INPUT ROWS:
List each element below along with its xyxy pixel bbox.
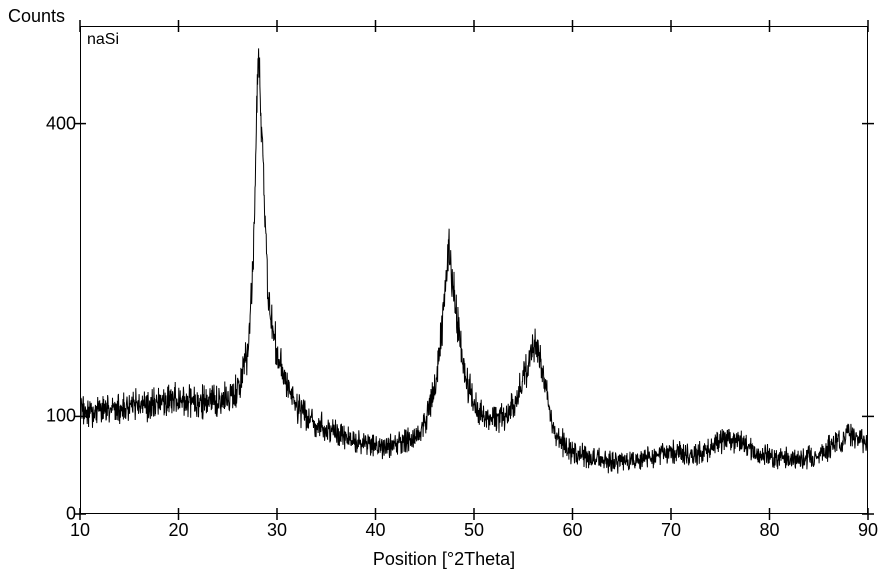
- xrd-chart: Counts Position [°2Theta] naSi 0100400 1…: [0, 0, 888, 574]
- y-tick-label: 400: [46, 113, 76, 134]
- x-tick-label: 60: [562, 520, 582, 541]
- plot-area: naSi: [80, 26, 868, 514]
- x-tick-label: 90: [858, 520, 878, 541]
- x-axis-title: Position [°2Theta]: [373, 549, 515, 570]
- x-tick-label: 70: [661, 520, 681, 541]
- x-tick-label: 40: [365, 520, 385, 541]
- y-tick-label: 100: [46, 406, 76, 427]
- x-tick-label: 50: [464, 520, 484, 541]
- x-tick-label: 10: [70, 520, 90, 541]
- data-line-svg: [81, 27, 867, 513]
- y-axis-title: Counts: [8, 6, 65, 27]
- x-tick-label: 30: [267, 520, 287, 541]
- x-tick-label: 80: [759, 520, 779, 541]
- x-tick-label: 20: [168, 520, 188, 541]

* * *

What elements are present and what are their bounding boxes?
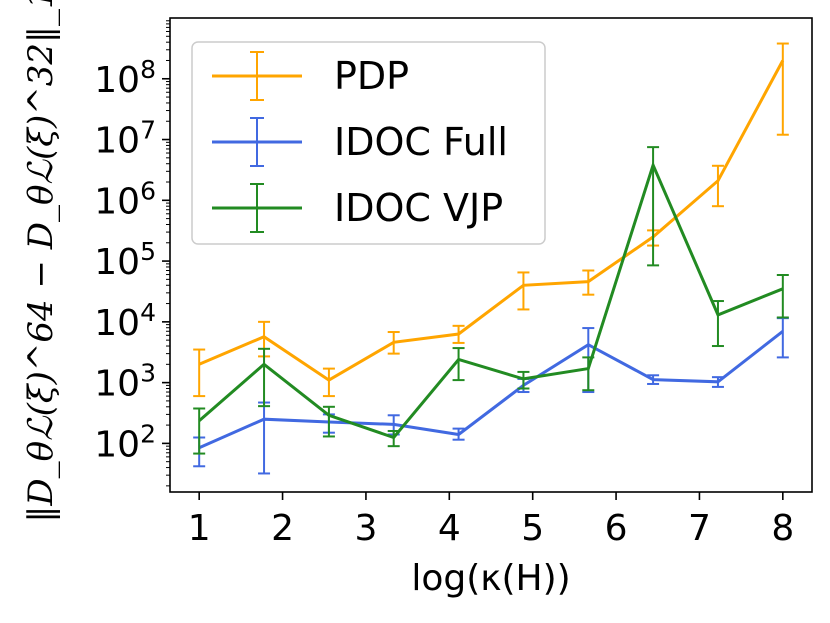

* * *

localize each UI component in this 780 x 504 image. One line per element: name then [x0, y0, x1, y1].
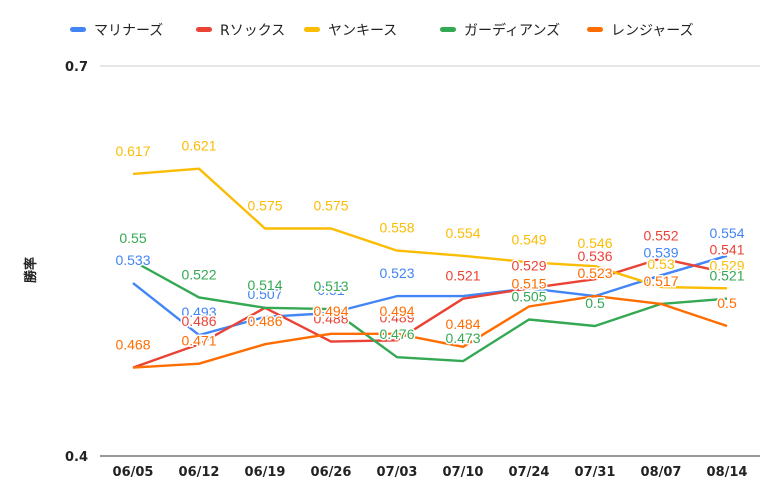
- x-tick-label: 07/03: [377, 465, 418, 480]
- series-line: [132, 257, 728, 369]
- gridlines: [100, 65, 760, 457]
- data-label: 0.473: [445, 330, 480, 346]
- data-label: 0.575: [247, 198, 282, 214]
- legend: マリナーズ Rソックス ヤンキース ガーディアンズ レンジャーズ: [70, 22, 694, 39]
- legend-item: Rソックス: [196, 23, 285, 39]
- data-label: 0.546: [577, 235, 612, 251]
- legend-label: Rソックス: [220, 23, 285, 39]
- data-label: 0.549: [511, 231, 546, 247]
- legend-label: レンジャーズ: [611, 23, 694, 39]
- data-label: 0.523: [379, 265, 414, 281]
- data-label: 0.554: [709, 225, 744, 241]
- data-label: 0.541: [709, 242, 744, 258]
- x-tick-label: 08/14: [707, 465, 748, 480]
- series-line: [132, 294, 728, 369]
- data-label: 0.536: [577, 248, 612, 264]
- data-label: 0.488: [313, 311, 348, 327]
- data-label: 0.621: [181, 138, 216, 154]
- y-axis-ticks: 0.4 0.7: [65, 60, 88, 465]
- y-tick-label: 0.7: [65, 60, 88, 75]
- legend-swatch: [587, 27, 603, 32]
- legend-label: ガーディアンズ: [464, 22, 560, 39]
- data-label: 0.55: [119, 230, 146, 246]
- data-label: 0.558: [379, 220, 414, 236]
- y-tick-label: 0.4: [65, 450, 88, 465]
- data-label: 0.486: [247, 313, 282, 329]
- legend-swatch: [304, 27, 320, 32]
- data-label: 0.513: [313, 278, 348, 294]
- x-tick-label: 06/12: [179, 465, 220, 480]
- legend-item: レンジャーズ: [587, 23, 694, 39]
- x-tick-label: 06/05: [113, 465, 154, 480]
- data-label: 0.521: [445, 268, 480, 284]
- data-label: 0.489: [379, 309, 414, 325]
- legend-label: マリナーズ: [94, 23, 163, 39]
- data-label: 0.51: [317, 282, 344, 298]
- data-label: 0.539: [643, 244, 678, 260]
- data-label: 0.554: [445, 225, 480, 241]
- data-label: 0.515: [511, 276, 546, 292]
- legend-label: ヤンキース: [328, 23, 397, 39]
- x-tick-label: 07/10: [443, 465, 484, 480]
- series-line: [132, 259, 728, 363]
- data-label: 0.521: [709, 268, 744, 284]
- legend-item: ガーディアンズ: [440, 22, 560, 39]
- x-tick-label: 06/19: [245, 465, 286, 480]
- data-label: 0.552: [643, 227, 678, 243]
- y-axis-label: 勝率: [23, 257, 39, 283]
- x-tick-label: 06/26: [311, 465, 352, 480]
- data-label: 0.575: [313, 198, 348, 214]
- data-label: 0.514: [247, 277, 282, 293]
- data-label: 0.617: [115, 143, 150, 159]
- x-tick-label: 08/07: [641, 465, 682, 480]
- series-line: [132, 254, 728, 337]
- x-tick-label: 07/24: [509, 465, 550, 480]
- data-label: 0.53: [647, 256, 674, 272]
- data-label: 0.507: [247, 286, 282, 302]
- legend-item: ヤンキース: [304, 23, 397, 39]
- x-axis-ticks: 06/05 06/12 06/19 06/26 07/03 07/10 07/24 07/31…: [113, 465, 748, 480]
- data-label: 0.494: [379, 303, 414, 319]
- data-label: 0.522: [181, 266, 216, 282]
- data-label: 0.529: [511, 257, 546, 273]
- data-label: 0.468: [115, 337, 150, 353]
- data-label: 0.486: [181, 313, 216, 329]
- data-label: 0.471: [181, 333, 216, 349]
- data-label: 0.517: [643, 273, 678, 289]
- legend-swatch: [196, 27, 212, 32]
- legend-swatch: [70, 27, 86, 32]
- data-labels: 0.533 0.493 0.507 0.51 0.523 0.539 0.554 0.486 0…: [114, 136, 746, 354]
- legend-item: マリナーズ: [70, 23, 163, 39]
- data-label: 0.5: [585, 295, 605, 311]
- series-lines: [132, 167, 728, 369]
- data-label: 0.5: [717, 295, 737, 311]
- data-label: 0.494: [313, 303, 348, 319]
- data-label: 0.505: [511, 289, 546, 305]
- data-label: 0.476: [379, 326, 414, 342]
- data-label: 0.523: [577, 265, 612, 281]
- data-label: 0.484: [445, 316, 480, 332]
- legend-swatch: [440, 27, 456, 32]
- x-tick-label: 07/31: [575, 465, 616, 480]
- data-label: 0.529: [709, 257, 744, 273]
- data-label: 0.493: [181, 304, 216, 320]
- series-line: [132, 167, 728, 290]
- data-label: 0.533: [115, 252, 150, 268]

TASK STATEMENT: Return every line of the material above that contains the string "series", copying each line in full. Case counts.

OUTPUT FOR THIS TASK:
- series-line: [132, 257, 728, 369]
- series-line: [132, 294, 728, 369]
- series-line: [132, 259, 728, 363]
- series-line: [132, 254, 728, 337]
- series-lines: [132, 167, 728, 369]
- series-line: [132, 167, 728, 290]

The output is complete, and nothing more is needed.